-- START OF Data for processing --
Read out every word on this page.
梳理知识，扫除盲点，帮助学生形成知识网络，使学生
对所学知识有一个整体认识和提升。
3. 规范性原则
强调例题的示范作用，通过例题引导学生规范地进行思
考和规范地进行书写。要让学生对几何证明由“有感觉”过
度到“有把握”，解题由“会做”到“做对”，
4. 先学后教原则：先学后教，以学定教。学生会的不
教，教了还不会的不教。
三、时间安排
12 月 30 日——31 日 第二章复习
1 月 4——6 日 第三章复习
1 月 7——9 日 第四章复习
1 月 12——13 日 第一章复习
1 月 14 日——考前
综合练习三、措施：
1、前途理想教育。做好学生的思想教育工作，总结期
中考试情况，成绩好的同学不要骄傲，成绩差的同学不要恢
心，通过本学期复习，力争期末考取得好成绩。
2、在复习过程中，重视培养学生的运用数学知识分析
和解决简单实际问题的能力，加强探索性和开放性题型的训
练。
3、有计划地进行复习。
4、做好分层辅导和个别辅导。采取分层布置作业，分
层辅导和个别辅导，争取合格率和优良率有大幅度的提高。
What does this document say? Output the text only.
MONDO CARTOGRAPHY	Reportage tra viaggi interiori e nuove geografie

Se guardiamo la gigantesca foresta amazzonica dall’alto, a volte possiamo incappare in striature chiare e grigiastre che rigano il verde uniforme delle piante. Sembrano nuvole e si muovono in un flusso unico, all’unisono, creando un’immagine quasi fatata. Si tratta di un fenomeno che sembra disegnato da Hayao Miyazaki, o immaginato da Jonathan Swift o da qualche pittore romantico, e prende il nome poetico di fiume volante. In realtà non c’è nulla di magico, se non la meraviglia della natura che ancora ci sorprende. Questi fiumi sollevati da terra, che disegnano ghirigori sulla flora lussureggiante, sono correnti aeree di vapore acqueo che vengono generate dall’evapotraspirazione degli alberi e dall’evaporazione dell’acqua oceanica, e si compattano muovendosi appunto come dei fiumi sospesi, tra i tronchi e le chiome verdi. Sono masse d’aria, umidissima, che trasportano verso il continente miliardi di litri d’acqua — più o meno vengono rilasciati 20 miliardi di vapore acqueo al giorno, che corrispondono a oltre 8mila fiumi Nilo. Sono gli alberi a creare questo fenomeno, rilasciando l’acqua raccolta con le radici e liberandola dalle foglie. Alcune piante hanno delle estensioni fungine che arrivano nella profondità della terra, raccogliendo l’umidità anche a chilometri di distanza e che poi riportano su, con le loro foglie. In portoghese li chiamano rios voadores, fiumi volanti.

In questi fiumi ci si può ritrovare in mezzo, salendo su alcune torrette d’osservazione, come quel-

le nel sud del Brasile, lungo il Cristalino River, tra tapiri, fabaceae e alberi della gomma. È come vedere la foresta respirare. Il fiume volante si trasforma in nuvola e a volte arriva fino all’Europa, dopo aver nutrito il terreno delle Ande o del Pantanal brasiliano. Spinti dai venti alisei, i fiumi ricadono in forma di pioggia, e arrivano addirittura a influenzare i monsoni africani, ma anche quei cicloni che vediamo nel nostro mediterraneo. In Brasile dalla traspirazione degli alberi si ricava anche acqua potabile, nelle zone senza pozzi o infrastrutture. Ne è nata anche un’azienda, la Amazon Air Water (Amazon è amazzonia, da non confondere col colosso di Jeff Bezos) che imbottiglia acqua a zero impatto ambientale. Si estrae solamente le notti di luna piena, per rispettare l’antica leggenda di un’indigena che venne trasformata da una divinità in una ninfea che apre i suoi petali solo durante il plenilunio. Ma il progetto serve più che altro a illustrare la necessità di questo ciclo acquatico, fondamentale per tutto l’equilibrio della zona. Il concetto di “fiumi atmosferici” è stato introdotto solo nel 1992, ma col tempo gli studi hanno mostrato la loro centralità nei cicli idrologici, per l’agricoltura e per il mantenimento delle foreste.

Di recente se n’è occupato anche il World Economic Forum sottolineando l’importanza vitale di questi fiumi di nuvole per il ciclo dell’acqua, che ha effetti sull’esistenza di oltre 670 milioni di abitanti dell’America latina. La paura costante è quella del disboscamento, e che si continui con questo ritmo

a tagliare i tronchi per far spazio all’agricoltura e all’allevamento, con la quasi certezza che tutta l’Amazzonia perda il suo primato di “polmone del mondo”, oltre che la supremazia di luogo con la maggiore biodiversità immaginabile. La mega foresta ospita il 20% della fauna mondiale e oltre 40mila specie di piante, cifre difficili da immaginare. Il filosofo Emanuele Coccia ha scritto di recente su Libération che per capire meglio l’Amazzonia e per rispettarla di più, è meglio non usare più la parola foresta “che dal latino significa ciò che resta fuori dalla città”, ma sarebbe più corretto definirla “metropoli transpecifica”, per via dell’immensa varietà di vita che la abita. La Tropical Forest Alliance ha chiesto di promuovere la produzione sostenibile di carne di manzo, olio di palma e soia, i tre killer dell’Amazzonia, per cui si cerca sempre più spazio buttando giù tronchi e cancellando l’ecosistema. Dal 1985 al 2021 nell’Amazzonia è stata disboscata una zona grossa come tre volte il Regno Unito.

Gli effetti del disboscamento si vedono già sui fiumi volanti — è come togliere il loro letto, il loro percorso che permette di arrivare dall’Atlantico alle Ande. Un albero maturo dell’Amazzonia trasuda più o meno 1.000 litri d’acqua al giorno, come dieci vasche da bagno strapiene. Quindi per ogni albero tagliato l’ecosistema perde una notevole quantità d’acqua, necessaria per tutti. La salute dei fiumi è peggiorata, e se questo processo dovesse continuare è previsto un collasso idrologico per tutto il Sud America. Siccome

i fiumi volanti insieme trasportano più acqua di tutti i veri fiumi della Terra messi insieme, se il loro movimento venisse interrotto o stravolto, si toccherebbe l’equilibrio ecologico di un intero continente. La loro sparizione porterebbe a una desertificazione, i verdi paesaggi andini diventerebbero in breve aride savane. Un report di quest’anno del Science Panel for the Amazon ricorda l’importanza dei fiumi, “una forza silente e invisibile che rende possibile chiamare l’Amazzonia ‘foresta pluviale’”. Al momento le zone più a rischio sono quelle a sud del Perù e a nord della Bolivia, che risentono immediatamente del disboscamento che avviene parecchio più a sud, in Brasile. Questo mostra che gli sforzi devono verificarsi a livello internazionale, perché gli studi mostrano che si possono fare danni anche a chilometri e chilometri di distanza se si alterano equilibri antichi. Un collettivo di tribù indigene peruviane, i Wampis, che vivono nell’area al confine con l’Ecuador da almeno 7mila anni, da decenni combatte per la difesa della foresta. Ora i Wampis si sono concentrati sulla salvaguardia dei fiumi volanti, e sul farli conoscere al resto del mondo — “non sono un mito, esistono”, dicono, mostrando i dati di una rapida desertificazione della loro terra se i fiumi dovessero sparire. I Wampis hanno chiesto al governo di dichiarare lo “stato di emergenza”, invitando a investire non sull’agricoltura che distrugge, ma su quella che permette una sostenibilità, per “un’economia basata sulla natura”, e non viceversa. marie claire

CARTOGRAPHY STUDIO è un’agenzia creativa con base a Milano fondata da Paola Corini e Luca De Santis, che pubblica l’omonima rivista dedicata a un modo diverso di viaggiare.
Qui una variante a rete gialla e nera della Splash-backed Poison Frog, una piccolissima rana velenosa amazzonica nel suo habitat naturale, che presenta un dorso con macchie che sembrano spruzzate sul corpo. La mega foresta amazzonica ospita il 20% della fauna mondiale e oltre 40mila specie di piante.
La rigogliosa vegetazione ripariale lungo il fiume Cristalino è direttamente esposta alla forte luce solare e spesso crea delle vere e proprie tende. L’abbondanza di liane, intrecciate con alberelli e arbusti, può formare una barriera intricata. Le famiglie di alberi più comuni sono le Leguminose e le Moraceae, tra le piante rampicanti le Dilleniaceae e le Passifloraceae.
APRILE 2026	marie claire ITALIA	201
-- END OF Data for processing --
# Short exercise:
Extract all of the data shown above without alteration.

# Written response:
Read out every word on this page.
梳理知识，扫除盲点，帮助学生形成知识网络，使学生
对所学知识有一个整体认识和提升。
3. 规范性原则
强调例题的示范作用，通过例题引导学生规范地进行思
考和规范地进行书写。要让学生对几何证明由“有感觉”过
度到“有把握”，解题由“会做”到“做对”，
4. 先学后教原则：先学后教，以学定教。学生会的不
教，教了还不会的不教。
三、时间安排
12 月 30 日——31 日 第二章复习
1 月 4——6 日 第三章复习
1 月 7——9 日 第四章复习
1 月 12——13 日 第一章复习
1 月 14 日——考前
综合练习三、措施：
1、前途理想教育。做好学生的思想教育工作，总结期
中考试情况，成绩好的同学不要骄傲，成绩差的同学不要恢
心，通过本学期复习，力争期末考取得好成绩。
2、在复习过程中，重视培养学生的运用数学知识分析
和解决简单实际问题的能力，加强探索性和开放性题型的训
练。
3、有计划地进行复习。
4、做好分层辅导和个别辅导。采取分层布置作业，分
层辅导和个别辅导，争取合格率和优良率有大幅度的提高。
What does this document say? Output the text only.
MONDO CARTOGRAPHY	Reportage tra viaggi interiori e nuove geografie

Se guardiamo la gigantesca foresta amazzonica dall’alto, a volte possiamo incappare in striature chiare e grigiastre che rigano il verde uniforme delle piante. Sembrano nuvole e si muovono in un flusso unico, all’unisono, creando un’immagine quasi fatata. Si tratta di un fenomeno che sembra disegnato da Hayao Miyazaki, o immaginato da Jonathan Swift o da qualche pittore romantico, e prende il nome poetico di fiume volante. In realtà non c’è nulla di magico, se non la meraviglia della natura che ancora ci sorprende. Questi fiumi sollevati da terra, che disegnano ghirigori sulla flora lussureggiante, sono correnti aeree di vapore acqueo che vengono generate dall’evapotraspirazione degli alberi e dall’evaporazione dell’acqua oceanica, e si compattano muovendosi appunto come dei fiumi sospesi, tra i tronchi e le chiome verdi. Sono masse d’aria, umidissima, che trasportano verso il continente miliardi di litri d’acqua — più o meno vengono rilasciati 20 miliardi di vapore acqueo al giorno, che corrispondono a oltre 8mila fiumi Nilo. Sono gli alberi a creare questo fenomeno, rilasciando l’acqua raccolta con le radici e liberandola dalle foglie. Alcune piante hanno delle estensioni fungine che arrivano nella profondità della terra, raccogliendo l’umidità anche a chilometri di distanza e che poi riportano su, con le loro foglie. In portoghese li chiamano rios voadores, fiumi volanti.

In questi fiumi ci si può ritrovare in mezzo, salendo su alcune torrette d’osservazione, come quel-

le nel sud del Brasile, lungo il Cristalino River, tra tapiri, fabaceae e alberi della gomma. È come vedere la foresta respirare. Il fiume volante si trasforma in nuvola e a volte arriva fino all’Europa, dopo aver nutrito il terreno delle Ande o del Pantanal brasiliano. Spinti dai venti alisei, i fiumi ricadono in forma di pioggia, e arrivano addirittura a influenzare i monsoni africani, ma anche quei cicloni che vediamo nel nostro mediterraneo. In Brasile dalla traspirazione degli alberi si ricava anche acqua potabile, nelle zone senza pozzi o infrastrutture. Ne è nata anche un’azienda, la Amazon Air Water (Amazon è amazzonia, da non confondere col colosso di Jeff Bezos) che imbottiglia acqua a zero impatto ambientale. Si estrae solamente le notti di luna piena, per rispettare l’antica leggenda di un’indigena che venne trasformata da una divinità in una ninfea che apre i suoi petali solo durante il plenilunio. Ma il progetto serve più che altro a illustrare la necessità di questo ciclo acquatico, fondamentale per tutto l’equilibrio della zona. Il concetto di “fiumi atmosferici” è stato introdotto solo nel 1992, ma col tempo gli studi hanno mostrato la loro centralità nei cicli idrologici, per l’agricoltura e per il mantenimento delle foreste.

Di recente se n’è occupato anche il World Economic Forum sottolineando l’importanza vitale di questi fiumi di nuvole per il ciclo dell’acqua, che ha effetti sull’esistenza di oltre 670 milioni di abitanti dell’America latina. La paura costante è quella del disboscamento, e che si continui con questo ritmo

a tagliare i tronchi per far spazio all’agricoltura e all’allevamento, con la quasi certezza che tutta l’Amazzonia perda il suo primato di “polmone del mondo”, oltre che la supremazia di luogo con la maggiore biodiversità immaginabile. La mega foresta ospita il 20% della fauna mondiale e oltre 40mila specie di piante, cifre difficili da immaginare. Il filosofo Emanuele Coccia ha scritto di recente su Libération che per capire meglio l’Amazzonia e per rispettarla di più, è meglio non usare più la parola foresta “che dal latino significa ciò che resta fuori dalla città”, ma sarebbe più corretto definirla “metropoli transpecifica”, per via dell’immensa varietà di vita che la abita. La Tropical Forest Alliance ha chiesto di promuovere la produzione sostenibile di carne di manzo, olio di palma e soia, i tre killer dell’Amazzonia, per cui si cerca sempre più spazio buttando giù tronchi e cancellando l’ecosistema. Dal 1985 al 2021 nell’Amazzonia è stata disboscata una zona grossa come tre volte il Regno Unito.

Gli effetti del disboscamento si vedono già sui fiumi volanti — è come togliere il loro letto, il loro percorso che permette di arrivare dall’Atlantico alle Ande. Un albero maturo dell’Amazzonia trasuda più o meno 1.000 litri d’acqua al giorno, come dieci vasche da bagno strapiene. Quindi per ogni albero tagliato l’ecosistema perde una notevole quantità d’acqua, necessaria per tutti. La salute dei fiumi è peggiorata, e se questo processo dovesse continuare è previsto un collasso idrologico per tutto il Sud America. Siccome

i fiumi volanti insieme trasportano più acqua di tutti i veri fiumi della Terra messi insieme, se il loro movimento venisse interrotto o stravolto, si toccherebbe l’equilibrio ecologico di un intero continente. La loro sparizione porterebbe a una desertificazione, i verdi paesaggi andini diventerebbero in breve aride savane. Un report di quest’anno del Science Panel for the Amazon ricorda l’importanza dei fiumi, “una forza silente e invisibile che rende possibile chiamare l’Amazzonia ‘foresta pluviale’”. Al momento le zone più a rischio sono quelle a sud del Perù e a nord della Bolivia, che risentono immediatamente del disboscamento che avviene parecchio più a sud, in Brasile. Questo mostra che gli sforzi devono verificarsi a livello internazionale, perché gli studi mostrano che si possono fare danni anche a chilometri e chilometri di distanza se si alterano equilibri antichi. Un collettivo di tribù indigene peruviane, i Wampis, che vivono nell’area al confine con l’Ecuador da almeno 7mila anni, da decenni combatte per la difesa della foresta. Ora i Wampis si sono concentrati sulla salvaguardia dei fiumi volanti, e sul farli conoscere al resto del mondo — “non sono un mito, esistono”, dicono, mostrando i dati di una rapida desertificazione della loro terra se i fiumi dovessero sparire. I Wampis hanno chiesto al governo di dichiarare lo “stato di emergenza”, invitando a investire non sull’agricoltura che distrugge, ma su quella che permette una sostenibilità, per “un’economia basata sulla natura”, e non viceversa. marie claire

CARTOGRAPHY STUDIO è un’agenzia creativa con base a Milano fondata da Paola Corini e Luca De Santis, che pubblica l’omonima rivista dedicata a un modo diverso di viaggiare.
Qui una variante a rete gialla e nera della Splash-backed Poison Frog, una piccolissima rana velenosa amazzonica nel suo habitat naturale, che presenta un dorso con macchie che sembrano spruzzate sul corpo. La mega foresta amazzonica ospita il 20% della fauna mondiale e oltre 40mila specie di piante.
La rigogliosa vegetazione ripariale lungo il fiume Cristalino è direttamente esposta alla forte luce solare e spesso crea delle vere e proprie tende. L’abbondanza di liane, intrecciate con alberelli e arbusti, può formare una barriera intricata. Le famiglie di alberi più comuni sono le Leguminose e le Moraceae, tra le piante rampicanti le Dilleniaceae e le Passifloraceae.
APRILE 2026	marie claire ITALIA	201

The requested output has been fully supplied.